-------- INPUT FOR THIS TASK

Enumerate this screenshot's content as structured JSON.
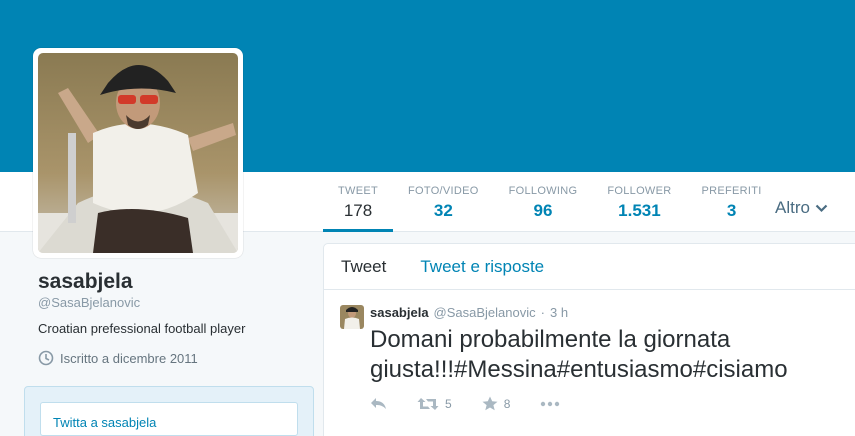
{
  "colors": {
    "banner": "#0084b4",
    "accent": "#0084b4",
    "muted": "#8899a6",
    "text": "#292f33"
  },
  "profile": {
    "name": "sasabjela",
    "handle": "@SasaBjelanovic",
    "bio": "Croatian prefessional football player",
    "joined": "Iscritto a dicembre 2011"
  },
  "stats": [
    {
      "label": "TWEET",
      "value": "178"
    },
    {
      "label": "FOTO/VIDEO",
      "value": "32"
    },
    {
      "label": "FOLLOWING",
      "value": "96"
    },
    {
      "label": "FOLLOWER",
      "value": "1.531"
    },
    {
      "label": "PREFERITI",
      "value": "3"
    }
  ],
  "more": {
    "label": "Altro"
  },
  "tweet_box": {
    "label": "Twitta a sasabjela"
  },
  "timeline": {
    "tabs": [
      "Tweet",
      "Tweet e risposte"
    ],
    "tweet": {
      "name": "sasabjela",
      "handle": "@SasaBjelanovic",
      "separator": "·",
      "time": "3 h",
      "text": "Domani probabilmente la giornata giusta!!!#Messina#entusiasmo#cisiamo",
      "retweets": "5",
      "favorites": "8"
    }
  }
}
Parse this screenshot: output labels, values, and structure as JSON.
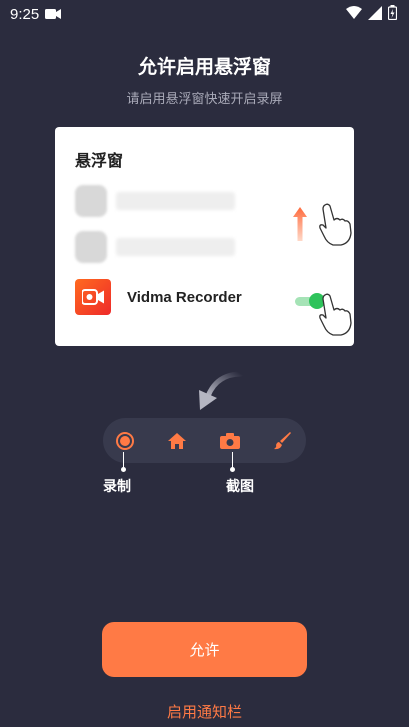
{
  "status_bar": {
    "time": "9:25",
    "icons": [
      "video-record-icon",
      "wifi-icon",
      "signal-icon",
      "battery-charging-icon"
    ]
  },
  "header": {
    "title": "允许启用悬浮窗",
    "subtitle": "请启用悬浮窗快速开启录屏"
  },
  "card": {
    "title": "悬浮窗",
    "app_name": "Vidma Recorder",
    "toggle_on": true
  },
  "toolbar": {
    "buttons": [
      "record-icon",
      "home-icon",
      "camera-icon",
      "brush-icon"
    ],
    "record_label": "录制",
    "screenshot_label": "截图"
  },
  "actions": {
    "allow_label": "允许",
    "notification_link": "启用通知栏"
  },
  "colors": {
    "background": "#2b2c3e",
    "accent": "#ff7a45",
    "toggle_green": "#2ec35b",
    "toolbar_bg": "#383a4d"
  }
}
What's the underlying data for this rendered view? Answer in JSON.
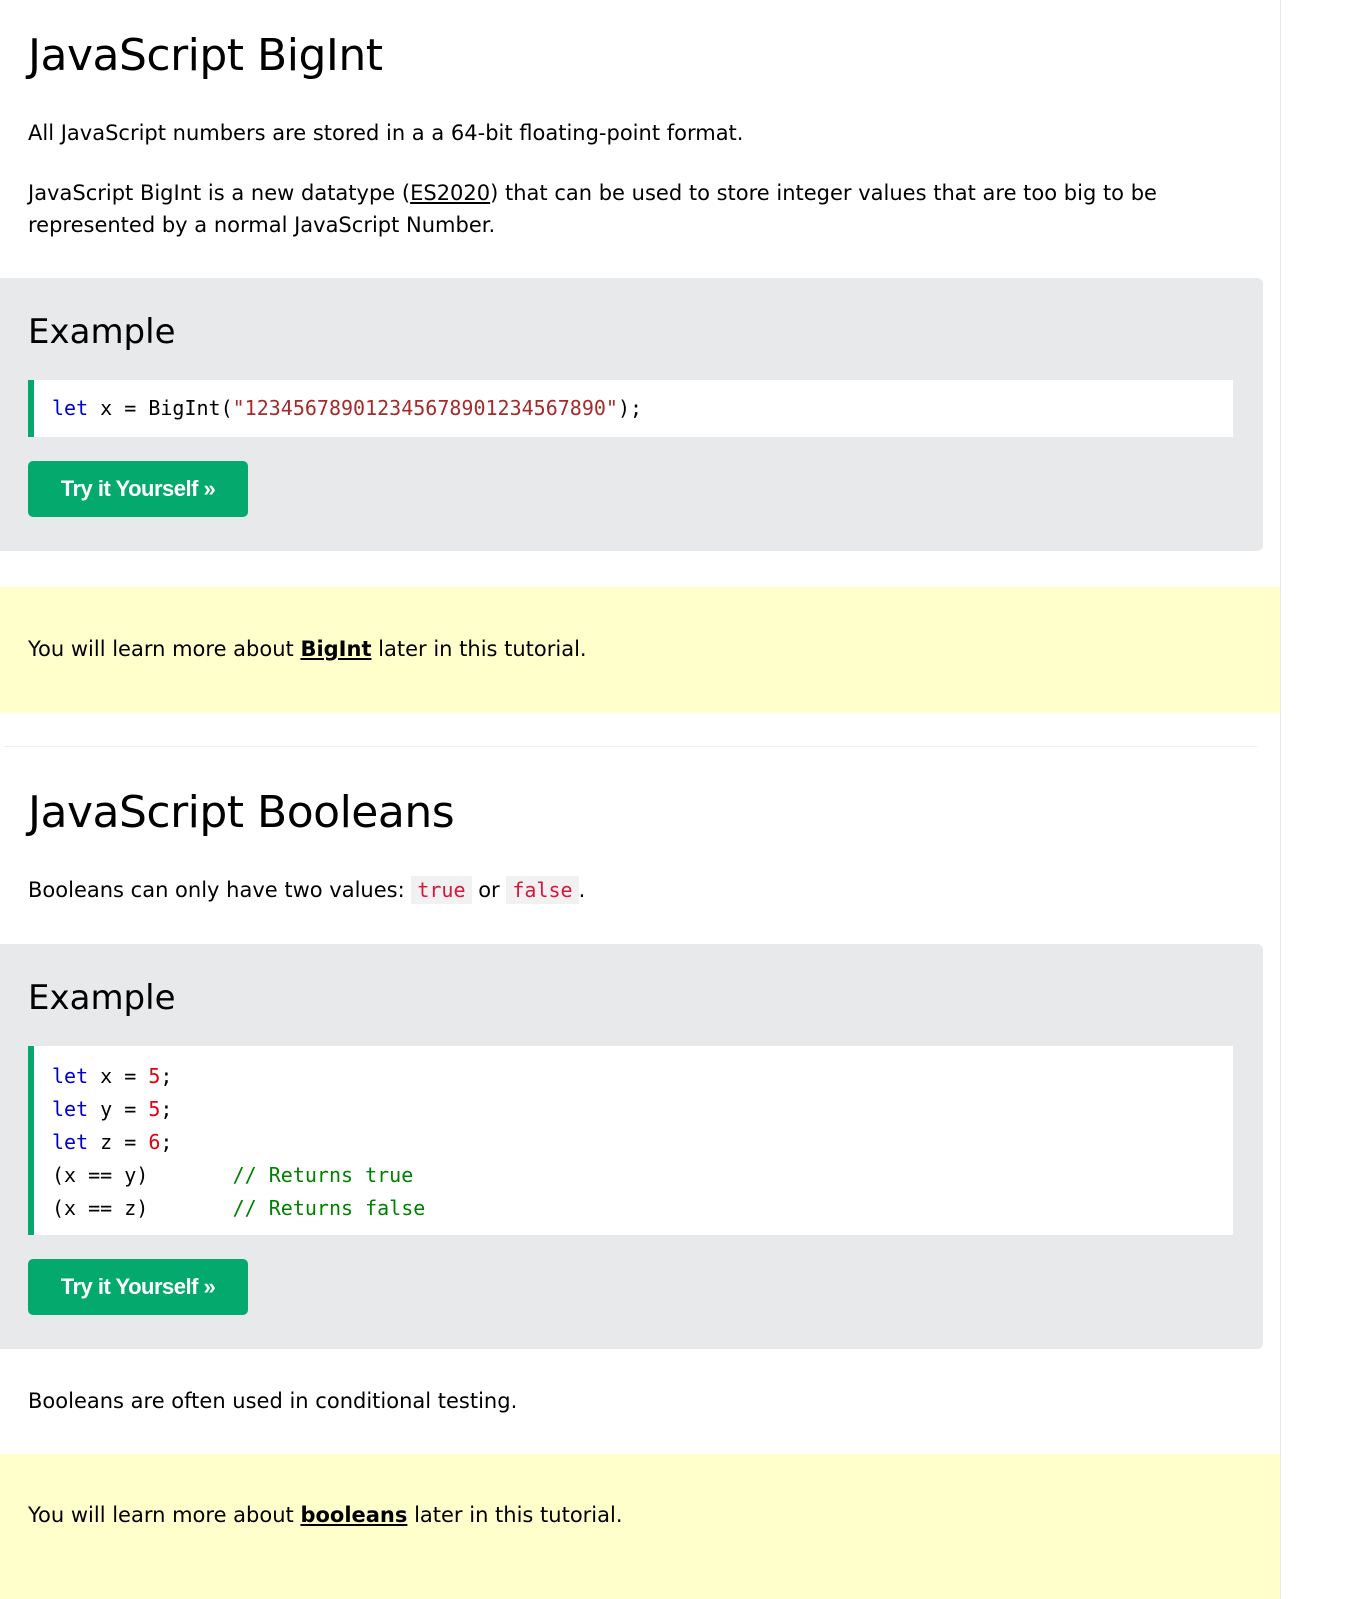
{
  "bigint": {
    "title": "JavaScript BigInt",
    "para1": "All JavaScript numbers are stored in a a 64-bit floating-point format.",
    "para2_before": "JavaScript BigInt is a new datatype (",
    "para2_link": "ES2020",
    "para2_after": ") that can be used to store integer values that are too big to be represented by a normal JavaScript Number.",
    "example": {
      "heading": "Example",
      "code": {
        "kw": "let",
        "mid": " x = BigInt(",
        "str": "\"123456789012345678901234567890\"",
        "end": ");"
      },
      "button": "Try it Yourself »"
    },
    "note": {
      "before": "You will learn more about ",
      "link": "BigInt",
      "after": " later in this tutorial."
    }
  },
  "booleans": {
    "title": "JavaScript Booleans",
    "para1_before": "Booleans can only have two values: ",
    "true_value": "true",
    "para1_mid": " or ",
    "false_value": "false",
    "para1_after": ".",
    "example": {
      "heading": "Example",
      "lines": [
        {
          "kw": "let",
          "rest": " x = ",
          "num": "5",
          "end": ";"
        },
        {
          "kw": "let",
          "rest": " y = ",
          "num": "5",
          "end": ";"
        },
        {
          "kw": "let",
          "rest": " z = ",
          "num": "6",
          "end": ";"
        }
      ],
      "compare": [
        {
          "expr": "(x == y)",
          "comment": "// Returns true"
        },
        {
          "expr": "(x == z)",
          "comment": "// Returns false"
        }
      ],
      "button": "Try it Yourself »"
    },
    "para2": "Booleans are often used in conditional testing.",
    "note": {
      "before": "You will learn more about ",
      "link": "booleans",
      "after": " later in this tutorial."
    }
  },
  "colors": {
    "accent": "#04aa6d",
    "example_bg": "#e7e9eb",
    "note_bg": "#ffffcc",
    "keyword": "#0000cd",
    "string": "#a52a2a",
    "number": "#e3000f",
    "comment": "#008000"
  }
}
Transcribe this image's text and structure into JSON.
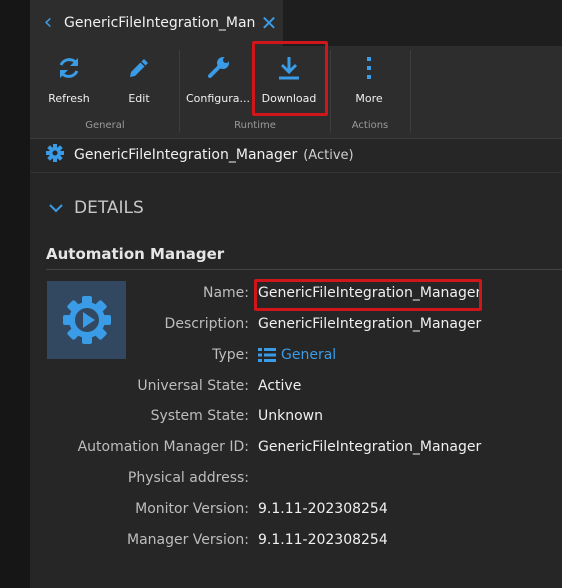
{
  "tab": {
    "title": "GenericFileIntegration_Manager"
  },
  "ribbon": {
    "buttons": {
      "refresh": "Refresh",
      "edit": "Edit",
      "configure": "Configura...",
      "download": "Download",
      "more": "More"
    },
    "groups": {
      "general": "General",
      "runtime": "Runtime",
      "actions": "Actions"
    }
  },
  "entity": {
    "name": "GenericFileIntegration_Manager",
    "state": "(Active)"
  },
  "details": {
    "header": "DETAILS",
    "section_title": "Automation Manager",
    "fields": [
      {
        "label": "Name:",
        "value": "GenericFileIntegration_Manager"
      },
      {
        "label": "Description:",
        "value": "GenericFileIntegration_Manager"
      },
      {
        "label": "Type:",
        "value": "General"
      },
      {
        "label": "Universal State:",
        "value": "Active"
      },
      {
        "label": "System State:",
        "value": "Unknown"
      },
      {
        "label": "Automation Manager ID:",
        "value": "GenericFileIntegration_Manager"
      },
      {
        "label": "Physical address:",
        "value": ""
      },
      {
        "label": "Monitor Version:",
        "value": "9.1.11-202308254"
      },
      {
        "label": "Manager Version:",
        "value": "9.1.11-202308254"
      }
    ]
  },
  "colors": {
    "accent": "#3a9be6",
    "highlight": "#d0161b",
    "background": "#262626"
  }
}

----------------

Find every line in the listing that holds the string "Automation", then say how many there are as a bare number.

2